Entries taken from a collection:
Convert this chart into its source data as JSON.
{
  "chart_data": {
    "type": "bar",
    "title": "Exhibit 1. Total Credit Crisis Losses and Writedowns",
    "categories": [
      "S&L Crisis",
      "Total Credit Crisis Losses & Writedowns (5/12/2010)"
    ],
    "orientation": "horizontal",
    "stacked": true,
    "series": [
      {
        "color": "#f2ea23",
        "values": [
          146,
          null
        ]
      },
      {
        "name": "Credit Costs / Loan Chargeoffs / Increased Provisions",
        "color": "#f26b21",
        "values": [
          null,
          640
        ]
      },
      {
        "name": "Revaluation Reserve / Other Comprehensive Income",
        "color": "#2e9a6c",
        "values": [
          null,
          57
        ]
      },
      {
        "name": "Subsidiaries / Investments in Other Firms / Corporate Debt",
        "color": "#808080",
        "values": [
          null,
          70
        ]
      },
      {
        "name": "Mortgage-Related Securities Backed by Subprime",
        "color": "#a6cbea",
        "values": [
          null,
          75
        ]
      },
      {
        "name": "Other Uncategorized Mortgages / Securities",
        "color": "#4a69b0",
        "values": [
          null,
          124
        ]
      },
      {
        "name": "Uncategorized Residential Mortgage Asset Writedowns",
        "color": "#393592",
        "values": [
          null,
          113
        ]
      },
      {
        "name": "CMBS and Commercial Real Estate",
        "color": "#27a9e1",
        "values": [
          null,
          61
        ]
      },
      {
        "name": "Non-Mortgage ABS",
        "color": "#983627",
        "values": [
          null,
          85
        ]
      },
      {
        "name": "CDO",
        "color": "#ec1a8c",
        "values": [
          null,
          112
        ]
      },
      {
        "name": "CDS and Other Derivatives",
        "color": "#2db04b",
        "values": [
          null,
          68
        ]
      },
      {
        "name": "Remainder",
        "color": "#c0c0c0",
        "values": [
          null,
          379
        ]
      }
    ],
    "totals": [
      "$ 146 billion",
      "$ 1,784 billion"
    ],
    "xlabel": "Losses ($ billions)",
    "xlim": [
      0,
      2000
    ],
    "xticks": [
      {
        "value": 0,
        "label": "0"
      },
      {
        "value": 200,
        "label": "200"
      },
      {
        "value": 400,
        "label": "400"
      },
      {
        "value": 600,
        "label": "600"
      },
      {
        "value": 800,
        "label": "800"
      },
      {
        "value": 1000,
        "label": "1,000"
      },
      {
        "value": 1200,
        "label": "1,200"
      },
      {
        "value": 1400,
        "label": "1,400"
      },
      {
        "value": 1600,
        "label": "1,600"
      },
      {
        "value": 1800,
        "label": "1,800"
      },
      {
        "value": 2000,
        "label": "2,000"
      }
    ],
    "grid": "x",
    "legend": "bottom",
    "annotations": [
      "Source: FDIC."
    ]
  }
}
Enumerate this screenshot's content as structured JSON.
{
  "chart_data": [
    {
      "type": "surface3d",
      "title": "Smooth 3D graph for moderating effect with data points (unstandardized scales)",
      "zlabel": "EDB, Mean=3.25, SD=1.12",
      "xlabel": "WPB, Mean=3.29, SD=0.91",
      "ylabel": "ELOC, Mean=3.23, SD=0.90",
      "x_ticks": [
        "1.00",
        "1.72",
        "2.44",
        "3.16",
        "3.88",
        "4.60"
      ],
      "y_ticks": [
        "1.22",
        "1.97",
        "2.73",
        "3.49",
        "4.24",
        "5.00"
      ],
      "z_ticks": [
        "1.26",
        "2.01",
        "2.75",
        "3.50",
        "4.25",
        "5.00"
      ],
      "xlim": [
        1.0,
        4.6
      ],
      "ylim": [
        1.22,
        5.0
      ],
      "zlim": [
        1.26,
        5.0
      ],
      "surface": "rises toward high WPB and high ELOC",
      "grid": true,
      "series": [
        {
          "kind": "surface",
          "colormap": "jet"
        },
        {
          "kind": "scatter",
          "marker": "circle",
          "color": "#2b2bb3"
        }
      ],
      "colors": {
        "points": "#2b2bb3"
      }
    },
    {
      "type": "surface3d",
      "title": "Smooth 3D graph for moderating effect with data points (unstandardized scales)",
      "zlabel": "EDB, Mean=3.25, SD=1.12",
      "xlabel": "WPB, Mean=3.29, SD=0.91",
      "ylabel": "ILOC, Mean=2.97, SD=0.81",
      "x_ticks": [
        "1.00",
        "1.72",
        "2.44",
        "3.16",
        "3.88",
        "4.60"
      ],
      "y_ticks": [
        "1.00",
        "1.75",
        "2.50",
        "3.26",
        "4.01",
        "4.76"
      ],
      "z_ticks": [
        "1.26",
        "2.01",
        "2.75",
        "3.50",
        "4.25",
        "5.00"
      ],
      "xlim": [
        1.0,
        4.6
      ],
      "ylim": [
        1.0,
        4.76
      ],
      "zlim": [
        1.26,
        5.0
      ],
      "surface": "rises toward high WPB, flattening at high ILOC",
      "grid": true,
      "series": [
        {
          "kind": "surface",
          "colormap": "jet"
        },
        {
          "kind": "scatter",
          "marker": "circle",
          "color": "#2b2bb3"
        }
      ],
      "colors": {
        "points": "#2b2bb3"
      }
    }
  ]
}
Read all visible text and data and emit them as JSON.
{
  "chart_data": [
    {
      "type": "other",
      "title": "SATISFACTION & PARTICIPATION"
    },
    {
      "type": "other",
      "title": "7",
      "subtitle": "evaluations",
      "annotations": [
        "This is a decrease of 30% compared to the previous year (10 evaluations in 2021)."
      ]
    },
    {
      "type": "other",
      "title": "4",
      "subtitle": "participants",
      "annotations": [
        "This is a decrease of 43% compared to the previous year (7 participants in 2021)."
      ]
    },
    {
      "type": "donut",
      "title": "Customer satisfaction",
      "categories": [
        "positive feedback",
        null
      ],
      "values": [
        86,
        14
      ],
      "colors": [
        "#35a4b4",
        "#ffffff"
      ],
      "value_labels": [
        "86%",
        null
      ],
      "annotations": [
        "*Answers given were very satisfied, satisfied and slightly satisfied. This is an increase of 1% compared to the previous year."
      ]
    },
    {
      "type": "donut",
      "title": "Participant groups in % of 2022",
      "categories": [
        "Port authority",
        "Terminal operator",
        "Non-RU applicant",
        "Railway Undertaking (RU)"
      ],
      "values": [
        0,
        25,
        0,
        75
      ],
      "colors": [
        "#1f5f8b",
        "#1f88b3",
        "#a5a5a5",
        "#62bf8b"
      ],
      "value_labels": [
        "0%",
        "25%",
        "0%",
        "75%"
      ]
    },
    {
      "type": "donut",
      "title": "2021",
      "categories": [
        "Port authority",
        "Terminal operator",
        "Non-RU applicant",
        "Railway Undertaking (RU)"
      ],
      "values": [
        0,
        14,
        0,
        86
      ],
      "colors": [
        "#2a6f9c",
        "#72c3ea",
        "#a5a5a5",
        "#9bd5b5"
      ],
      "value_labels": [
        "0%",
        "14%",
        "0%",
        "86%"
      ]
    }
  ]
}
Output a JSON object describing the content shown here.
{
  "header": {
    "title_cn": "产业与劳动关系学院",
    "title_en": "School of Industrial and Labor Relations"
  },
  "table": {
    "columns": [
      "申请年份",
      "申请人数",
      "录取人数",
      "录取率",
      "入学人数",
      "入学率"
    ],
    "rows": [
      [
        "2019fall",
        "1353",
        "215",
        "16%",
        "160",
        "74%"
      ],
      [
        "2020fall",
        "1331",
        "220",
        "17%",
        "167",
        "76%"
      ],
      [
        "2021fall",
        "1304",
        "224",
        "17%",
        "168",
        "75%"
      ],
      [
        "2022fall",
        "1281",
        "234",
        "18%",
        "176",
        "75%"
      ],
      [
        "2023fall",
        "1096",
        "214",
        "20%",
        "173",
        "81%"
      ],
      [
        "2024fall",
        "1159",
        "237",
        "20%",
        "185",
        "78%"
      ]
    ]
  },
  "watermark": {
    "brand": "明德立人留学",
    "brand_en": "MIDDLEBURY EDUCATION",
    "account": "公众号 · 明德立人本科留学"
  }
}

**REQUIREMENTS:** Read the data above and count the lines that include "high". Answer only with the count.

**COMPLETE ANSWER:** 2